— Given problem —
Locate the string "driver" in the records below. Copy every line where it occurs.

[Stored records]
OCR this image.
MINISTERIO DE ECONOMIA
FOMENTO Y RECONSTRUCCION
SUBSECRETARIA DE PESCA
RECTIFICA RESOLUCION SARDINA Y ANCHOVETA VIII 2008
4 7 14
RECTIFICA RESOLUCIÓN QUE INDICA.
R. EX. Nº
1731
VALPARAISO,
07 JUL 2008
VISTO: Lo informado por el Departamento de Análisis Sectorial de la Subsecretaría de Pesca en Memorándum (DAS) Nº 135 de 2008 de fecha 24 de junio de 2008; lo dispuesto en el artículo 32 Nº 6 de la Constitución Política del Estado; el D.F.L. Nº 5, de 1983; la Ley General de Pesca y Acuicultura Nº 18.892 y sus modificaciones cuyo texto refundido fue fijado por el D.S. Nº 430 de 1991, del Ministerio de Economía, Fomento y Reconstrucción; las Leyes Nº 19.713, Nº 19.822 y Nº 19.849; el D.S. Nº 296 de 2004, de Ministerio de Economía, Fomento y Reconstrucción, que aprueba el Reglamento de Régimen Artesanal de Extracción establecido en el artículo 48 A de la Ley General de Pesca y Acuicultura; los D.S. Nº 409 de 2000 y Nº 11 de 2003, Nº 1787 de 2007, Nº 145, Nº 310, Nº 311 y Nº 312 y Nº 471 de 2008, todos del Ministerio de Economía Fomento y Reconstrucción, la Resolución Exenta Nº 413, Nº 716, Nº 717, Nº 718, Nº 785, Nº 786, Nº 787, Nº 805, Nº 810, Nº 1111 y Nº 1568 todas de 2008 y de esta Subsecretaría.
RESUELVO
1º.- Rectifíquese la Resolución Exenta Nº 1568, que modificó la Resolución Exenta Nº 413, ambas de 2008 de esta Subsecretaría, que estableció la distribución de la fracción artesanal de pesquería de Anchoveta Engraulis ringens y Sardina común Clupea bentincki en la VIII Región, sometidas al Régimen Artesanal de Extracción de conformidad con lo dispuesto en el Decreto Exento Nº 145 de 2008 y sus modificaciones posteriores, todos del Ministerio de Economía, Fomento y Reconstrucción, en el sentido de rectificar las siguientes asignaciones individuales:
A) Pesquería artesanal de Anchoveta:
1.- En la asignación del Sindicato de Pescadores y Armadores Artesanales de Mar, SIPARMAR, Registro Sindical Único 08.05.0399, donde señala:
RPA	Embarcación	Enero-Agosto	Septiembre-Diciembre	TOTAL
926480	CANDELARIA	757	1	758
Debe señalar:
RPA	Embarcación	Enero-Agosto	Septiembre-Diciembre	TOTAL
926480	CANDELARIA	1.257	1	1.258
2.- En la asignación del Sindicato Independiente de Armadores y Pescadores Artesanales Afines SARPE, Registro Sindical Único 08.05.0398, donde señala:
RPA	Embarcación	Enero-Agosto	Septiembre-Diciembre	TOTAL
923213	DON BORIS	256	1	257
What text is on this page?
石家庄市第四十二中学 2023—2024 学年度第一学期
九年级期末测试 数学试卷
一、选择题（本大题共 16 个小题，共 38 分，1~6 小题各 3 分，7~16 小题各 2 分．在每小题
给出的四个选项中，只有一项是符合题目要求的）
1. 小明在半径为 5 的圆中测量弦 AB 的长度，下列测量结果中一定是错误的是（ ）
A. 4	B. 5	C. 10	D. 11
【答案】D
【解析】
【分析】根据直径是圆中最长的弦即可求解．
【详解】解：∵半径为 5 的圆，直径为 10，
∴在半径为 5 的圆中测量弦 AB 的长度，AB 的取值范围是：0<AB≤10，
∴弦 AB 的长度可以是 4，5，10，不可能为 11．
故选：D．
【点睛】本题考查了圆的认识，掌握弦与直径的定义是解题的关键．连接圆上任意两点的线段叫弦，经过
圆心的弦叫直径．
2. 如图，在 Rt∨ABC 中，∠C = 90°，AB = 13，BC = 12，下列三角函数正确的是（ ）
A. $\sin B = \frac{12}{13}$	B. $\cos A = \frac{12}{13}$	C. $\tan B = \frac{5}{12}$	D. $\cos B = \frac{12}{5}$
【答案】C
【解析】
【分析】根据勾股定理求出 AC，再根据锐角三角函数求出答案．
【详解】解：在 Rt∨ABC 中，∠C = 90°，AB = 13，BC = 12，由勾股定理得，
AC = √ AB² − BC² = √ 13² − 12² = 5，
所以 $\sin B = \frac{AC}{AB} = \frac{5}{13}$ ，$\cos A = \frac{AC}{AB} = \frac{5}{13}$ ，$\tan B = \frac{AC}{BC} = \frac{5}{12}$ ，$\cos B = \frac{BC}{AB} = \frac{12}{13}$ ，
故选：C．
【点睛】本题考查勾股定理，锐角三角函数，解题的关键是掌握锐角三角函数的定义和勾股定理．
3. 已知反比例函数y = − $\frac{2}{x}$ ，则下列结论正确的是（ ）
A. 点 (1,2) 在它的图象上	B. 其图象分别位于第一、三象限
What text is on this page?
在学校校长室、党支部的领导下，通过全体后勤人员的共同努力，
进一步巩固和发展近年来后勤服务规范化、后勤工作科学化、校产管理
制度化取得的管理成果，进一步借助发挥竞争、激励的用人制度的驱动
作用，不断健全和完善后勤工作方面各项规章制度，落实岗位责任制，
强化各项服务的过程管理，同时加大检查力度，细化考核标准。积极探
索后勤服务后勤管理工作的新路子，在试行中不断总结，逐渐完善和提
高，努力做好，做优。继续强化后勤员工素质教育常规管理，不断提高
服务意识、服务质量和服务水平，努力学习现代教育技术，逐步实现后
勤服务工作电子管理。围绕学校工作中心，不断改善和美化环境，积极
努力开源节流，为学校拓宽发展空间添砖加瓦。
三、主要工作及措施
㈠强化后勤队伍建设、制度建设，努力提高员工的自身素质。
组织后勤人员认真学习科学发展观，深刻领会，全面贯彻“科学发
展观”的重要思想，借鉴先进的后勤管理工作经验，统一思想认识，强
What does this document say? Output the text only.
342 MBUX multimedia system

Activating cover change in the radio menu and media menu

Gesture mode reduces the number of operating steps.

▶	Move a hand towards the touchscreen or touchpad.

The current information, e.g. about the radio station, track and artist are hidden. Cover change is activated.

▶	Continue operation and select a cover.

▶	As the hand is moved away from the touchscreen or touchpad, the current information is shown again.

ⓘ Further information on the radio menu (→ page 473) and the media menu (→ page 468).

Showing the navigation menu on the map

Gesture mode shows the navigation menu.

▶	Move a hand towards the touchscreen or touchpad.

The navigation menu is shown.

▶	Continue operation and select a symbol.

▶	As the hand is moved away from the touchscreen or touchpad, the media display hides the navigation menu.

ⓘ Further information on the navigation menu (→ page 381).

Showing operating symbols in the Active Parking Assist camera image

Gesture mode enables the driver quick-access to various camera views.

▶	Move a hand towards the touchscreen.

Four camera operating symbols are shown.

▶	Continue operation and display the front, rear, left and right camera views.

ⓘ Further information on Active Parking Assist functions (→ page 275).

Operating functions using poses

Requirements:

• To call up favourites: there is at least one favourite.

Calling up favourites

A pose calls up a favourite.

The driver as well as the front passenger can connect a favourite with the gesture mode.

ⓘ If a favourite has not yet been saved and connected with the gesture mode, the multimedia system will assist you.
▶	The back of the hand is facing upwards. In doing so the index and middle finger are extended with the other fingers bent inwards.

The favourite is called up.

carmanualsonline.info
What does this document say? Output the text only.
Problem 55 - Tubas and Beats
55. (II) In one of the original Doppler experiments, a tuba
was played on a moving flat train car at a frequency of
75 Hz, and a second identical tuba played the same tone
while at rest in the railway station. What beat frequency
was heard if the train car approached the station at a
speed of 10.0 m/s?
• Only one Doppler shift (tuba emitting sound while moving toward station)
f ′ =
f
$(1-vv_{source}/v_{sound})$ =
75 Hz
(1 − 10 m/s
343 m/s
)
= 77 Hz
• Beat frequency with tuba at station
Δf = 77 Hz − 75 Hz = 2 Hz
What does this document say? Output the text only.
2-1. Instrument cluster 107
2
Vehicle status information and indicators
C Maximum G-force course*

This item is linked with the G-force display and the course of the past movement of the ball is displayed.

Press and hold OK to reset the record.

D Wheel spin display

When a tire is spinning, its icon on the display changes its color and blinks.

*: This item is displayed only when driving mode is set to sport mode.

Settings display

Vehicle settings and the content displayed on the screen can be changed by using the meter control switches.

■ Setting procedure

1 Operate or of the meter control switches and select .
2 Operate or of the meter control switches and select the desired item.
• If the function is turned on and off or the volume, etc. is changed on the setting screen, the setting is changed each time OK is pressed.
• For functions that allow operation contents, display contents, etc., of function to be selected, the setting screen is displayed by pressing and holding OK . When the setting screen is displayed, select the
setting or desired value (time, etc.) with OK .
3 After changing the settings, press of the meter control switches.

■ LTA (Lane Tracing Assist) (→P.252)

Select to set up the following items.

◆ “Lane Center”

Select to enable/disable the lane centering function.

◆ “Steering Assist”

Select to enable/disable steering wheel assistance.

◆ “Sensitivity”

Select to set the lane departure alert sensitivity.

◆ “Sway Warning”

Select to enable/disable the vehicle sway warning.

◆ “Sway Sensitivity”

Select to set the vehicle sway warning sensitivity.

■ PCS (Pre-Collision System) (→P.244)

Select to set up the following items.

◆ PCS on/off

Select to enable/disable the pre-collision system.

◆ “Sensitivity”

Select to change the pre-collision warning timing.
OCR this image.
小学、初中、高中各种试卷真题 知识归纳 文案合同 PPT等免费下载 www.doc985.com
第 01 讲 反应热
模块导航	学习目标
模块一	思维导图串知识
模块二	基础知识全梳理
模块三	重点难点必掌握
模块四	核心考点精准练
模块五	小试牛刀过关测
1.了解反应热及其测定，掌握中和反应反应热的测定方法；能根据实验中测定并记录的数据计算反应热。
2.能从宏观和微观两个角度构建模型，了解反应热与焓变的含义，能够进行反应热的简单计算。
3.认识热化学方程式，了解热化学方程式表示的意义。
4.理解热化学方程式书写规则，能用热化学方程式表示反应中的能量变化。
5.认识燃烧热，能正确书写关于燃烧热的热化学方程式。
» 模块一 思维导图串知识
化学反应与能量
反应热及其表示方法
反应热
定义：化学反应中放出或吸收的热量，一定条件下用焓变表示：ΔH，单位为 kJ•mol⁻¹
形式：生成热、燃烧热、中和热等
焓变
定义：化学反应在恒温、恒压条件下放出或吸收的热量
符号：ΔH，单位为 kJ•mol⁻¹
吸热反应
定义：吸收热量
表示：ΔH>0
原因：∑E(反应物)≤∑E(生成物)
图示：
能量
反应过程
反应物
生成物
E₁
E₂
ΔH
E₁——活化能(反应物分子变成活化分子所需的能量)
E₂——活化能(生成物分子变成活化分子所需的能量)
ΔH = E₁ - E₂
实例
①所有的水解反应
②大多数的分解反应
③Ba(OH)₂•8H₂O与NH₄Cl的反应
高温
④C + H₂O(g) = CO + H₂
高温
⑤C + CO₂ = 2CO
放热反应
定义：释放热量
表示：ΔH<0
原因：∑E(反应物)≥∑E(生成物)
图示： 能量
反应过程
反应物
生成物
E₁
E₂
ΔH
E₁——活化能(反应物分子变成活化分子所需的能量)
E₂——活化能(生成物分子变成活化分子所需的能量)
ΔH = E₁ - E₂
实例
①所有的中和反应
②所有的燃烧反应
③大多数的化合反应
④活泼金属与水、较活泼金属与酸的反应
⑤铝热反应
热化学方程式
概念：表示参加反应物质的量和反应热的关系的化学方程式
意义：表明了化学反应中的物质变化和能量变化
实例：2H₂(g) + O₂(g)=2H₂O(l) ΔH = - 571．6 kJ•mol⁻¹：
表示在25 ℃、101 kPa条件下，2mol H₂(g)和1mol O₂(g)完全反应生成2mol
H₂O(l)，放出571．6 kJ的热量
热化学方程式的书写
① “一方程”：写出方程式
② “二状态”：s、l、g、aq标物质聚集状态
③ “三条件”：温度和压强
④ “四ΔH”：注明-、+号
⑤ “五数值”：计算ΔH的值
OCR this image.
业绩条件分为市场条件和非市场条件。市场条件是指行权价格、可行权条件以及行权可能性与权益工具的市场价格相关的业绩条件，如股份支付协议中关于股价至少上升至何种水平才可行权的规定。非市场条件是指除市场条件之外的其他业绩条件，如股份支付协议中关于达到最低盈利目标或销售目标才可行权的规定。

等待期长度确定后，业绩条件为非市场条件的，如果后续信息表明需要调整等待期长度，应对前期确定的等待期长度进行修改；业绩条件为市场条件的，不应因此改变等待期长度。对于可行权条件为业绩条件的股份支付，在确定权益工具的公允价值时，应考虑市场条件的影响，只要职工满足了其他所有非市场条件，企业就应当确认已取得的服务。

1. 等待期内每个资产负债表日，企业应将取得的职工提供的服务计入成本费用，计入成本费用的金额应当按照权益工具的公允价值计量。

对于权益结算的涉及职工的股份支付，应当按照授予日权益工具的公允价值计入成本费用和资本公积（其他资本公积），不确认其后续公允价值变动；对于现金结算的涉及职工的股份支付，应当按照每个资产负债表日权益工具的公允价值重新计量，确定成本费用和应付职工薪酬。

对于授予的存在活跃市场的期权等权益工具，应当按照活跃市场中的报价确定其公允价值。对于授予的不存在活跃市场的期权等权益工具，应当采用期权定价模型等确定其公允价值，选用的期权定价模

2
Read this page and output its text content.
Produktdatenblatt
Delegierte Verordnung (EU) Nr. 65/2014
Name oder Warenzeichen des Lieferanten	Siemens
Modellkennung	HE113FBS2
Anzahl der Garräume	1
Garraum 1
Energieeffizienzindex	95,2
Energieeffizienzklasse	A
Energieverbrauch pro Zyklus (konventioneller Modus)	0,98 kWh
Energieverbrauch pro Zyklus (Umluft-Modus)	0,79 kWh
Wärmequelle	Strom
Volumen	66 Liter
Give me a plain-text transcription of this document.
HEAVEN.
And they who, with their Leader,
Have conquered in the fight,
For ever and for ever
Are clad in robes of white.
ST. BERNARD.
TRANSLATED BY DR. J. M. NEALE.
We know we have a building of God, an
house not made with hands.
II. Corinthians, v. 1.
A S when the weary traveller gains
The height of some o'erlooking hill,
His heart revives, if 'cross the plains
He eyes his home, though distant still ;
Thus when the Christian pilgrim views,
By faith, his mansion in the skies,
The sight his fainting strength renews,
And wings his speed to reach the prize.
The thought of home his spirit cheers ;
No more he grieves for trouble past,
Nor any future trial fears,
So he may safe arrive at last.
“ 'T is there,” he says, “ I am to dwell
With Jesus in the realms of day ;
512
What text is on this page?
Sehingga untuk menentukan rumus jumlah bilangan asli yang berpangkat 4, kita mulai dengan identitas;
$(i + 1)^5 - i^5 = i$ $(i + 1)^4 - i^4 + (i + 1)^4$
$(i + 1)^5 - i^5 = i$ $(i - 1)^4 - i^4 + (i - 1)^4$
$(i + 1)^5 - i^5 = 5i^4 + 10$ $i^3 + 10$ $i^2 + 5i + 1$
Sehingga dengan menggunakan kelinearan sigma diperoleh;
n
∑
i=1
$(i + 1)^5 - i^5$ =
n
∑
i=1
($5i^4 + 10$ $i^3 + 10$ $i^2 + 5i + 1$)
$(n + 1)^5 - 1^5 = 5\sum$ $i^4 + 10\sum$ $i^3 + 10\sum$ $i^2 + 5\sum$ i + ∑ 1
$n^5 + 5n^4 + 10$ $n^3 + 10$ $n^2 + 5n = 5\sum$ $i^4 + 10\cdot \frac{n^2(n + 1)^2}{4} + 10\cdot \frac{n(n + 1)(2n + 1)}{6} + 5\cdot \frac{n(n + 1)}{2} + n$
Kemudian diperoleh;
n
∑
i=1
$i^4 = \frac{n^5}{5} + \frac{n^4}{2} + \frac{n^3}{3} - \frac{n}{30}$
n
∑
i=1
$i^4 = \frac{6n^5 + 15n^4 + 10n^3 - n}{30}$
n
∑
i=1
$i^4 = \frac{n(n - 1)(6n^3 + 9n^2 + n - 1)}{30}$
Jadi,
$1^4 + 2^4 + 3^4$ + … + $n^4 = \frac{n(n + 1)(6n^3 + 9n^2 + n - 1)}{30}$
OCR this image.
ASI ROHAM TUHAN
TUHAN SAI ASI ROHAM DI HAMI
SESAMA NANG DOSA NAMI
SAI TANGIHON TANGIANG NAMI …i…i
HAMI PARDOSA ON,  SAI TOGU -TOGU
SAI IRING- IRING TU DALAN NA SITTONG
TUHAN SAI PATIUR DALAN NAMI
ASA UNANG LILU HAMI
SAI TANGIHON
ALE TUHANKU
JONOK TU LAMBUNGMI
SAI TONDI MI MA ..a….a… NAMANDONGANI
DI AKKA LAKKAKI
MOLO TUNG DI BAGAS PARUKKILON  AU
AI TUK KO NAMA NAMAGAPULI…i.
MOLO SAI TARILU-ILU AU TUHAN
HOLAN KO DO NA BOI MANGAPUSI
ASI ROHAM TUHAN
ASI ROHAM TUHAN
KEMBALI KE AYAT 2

— Solution to this exercise —
Gesture mode enables the driver quick-access to various camera views.
The driver as well as the front passenger can connect a favourite with the gesture mode.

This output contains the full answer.